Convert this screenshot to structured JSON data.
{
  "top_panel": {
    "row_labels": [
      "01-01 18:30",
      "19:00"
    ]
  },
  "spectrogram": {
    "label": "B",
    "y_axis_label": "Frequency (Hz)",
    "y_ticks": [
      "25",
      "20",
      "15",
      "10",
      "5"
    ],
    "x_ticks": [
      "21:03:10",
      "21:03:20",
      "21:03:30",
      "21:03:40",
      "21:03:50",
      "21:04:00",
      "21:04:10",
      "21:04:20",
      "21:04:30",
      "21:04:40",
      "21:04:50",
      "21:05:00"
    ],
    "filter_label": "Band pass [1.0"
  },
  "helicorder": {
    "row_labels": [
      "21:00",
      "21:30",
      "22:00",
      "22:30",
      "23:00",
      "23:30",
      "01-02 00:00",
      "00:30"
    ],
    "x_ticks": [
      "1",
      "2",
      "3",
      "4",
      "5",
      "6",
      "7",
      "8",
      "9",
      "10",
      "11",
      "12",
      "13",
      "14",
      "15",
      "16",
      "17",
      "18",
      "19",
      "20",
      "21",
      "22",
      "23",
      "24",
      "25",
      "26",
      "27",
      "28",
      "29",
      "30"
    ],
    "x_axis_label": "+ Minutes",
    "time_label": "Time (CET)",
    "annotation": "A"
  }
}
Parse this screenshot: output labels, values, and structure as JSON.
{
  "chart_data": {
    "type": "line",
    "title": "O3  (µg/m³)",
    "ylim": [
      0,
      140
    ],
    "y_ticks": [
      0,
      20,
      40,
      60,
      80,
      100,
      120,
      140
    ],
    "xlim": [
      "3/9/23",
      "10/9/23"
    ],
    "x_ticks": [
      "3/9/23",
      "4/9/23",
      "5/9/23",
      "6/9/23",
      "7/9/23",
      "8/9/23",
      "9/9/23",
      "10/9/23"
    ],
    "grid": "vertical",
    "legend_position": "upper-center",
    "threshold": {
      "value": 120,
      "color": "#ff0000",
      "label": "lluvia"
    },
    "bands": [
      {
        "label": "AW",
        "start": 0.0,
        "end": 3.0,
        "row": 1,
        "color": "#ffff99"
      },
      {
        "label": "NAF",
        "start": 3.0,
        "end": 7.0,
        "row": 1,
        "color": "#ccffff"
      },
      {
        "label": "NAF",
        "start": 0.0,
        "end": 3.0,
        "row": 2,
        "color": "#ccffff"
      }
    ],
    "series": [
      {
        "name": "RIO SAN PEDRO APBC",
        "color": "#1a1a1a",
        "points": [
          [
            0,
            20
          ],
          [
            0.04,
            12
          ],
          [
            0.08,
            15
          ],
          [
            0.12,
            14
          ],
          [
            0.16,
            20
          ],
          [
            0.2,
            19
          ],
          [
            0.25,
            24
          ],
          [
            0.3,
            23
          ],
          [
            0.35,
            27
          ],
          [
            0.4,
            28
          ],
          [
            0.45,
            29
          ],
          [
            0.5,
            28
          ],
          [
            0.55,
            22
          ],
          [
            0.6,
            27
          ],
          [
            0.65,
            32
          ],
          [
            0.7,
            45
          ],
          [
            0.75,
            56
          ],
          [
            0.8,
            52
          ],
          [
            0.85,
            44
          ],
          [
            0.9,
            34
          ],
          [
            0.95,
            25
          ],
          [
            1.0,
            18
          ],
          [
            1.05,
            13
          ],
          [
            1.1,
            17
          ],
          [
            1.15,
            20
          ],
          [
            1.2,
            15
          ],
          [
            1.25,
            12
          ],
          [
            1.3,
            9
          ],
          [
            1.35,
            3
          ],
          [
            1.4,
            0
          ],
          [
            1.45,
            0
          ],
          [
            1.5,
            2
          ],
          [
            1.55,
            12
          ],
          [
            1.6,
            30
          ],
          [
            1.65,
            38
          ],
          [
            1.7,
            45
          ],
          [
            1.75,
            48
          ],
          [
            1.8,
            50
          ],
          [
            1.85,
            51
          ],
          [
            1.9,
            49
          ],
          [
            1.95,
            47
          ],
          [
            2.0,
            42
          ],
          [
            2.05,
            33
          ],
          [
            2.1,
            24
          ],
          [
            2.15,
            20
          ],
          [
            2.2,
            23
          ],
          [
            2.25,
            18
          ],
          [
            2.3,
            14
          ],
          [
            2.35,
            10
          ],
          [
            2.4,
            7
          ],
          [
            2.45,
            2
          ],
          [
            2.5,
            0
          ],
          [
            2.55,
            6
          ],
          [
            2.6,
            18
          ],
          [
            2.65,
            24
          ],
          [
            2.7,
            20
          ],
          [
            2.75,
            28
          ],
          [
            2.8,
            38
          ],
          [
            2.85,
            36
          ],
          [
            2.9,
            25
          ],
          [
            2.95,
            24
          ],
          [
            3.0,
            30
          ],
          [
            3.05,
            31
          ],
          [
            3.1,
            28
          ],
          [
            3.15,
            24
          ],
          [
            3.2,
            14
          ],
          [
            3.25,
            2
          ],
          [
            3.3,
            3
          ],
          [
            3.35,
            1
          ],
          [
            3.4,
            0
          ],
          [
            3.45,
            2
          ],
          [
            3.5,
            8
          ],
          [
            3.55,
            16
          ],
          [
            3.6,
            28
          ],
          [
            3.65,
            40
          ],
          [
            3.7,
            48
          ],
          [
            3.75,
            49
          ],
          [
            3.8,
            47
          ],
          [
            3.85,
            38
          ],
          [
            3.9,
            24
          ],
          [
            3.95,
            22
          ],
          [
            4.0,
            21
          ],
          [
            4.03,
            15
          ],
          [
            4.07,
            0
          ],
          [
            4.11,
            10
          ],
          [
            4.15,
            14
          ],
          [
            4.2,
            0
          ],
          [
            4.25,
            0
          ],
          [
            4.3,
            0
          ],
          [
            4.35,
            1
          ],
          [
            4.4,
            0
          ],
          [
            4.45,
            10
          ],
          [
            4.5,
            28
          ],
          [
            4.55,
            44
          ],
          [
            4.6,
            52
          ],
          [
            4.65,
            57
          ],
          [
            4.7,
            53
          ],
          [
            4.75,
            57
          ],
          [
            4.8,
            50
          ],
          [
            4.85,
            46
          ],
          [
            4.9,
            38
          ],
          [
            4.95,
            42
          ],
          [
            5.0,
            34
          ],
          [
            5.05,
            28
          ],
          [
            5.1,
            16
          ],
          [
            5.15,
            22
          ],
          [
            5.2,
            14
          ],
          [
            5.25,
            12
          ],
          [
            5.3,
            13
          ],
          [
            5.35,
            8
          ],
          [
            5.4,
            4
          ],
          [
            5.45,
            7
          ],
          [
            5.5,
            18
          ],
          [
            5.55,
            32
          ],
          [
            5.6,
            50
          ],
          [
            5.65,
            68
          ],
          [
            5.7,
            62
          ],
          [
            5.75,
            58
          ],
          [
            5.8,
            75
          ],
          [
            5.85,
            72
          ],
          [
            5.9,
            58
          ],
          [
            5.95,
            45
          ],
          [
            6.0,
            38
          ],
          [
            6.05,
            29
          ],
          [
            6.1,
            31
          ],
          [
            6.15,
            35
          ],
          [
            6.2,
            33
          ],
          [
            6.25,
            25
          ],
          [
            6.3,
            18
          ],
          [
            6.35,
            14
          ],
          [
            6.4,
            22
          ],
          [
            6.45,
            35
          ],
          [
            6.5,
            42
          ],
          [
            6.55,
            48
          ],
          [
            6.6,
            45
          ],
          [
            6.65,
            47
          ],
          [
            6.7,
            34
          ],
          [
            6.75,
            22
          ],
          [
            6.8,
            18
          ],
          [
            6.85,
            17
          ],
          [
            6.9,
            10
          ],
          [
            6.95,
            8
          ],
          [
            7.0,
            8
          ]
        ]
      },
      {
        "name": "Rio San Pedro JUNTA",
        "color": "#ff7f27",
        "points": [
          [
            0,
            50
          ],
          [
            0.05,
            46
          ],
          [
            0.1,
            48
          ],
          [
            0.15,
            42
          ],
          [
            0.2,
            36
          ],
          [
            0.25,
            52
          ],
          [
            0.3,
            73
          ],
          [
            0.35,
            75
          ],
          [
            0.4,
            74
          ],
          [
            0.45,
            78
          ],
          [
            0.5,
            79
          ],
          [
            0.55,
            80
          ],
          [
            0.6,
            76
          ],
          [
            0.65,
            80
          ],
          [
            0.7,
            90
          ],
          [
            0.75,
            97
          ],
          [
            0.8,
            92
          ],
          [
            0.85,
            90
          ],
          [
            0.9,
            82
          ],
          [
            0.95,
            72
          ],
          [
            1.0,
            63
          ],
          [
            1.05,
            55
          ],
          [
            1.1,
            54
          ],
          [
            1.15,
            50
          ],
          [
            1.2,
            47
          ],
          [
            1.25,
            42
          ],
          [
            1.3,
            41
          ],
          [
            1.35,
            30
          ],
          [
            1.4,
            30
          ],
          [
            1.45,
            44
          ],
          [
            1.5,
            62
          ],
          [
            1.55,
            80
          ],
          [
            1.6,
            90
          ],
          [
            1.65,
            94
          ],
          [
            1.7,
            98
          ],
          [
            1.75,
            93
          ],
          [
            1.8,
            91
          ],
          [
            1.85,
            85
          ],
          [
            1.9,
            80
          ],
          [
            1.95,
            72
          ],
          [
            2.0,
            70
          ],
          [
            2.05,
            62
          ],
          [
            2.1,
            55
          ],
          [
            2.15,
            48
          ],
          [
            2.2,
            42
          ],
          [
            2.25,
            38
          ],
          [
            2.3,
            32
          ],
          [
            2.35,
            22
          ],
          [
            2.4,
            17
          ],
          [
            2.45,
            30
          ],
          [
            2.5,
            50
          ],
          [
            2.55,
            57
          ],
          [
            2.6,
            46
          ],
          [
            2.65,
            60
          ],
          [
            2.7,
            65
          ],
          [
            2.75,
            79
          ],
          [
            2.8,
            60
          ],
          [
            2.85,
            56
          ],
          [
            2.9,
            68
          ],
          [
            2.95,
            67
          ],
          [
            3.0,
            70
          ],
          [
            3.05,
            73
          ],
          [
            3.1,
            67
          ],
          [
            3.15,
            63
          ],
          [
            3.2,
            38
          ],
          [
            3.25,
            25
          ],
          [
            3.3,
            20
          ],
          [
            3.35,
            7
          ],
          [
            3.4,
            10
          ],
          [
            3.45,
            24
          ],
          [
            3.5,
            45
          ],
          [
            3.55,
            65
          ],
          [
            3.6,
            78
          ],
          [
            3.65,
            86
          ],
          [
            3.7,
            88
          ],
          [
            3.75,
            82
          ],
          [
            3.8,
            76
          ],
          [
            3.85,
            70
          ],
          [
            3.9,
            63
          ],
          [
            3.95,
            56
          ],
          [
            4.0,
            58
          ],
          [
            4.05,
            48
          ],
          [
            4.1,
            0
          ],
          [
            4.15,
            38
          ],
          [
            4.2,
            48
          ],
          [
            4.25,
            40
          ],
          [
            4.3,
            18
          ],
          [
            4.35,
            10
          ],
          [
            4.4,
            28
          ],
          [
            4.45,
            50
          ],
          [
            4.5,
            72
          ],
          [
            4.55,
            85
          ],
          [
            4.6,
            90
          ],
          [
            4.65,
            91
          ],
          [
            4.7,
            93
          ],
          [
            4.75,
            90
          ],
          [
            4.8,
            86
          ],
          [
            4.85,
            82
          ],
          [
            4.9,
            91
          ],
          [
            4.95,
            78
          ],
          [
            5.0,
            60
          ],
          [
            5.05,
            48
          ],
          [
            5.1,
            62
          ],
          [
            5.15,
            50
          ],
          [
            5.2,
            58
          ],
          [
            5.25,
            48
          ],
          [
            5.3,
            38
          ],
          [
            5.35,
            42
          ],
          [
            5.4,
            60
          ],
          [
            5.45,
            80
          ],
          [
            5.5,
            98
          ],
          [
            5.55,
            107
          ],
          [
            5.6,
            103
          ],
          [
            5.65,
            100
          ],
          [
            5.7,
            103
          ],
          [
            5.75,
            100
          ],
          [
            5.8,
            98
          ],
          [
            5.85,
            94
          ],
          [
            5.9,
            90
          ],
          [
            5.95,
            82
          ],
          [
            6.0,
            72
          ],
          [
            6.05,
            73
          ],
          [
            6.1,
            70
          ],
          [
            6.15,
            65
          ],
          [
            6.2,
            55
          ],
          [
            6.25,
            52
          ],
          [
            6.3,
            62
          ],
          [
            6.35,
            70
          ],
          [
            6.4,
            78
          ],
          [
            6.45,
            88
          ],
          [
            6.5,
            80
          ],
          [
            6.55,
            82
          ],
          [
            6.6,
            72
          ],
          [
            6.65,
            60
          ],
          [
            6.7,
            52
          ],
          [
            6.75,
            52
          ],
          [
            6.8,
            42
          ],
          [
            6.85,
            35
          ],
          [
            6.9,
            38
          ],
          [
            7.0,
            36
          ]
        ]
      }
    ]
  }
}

━━━━

#### Exercise requirements
In how many lines does the word "JSON" appear? Respond with the number alone.

#### Complete response
2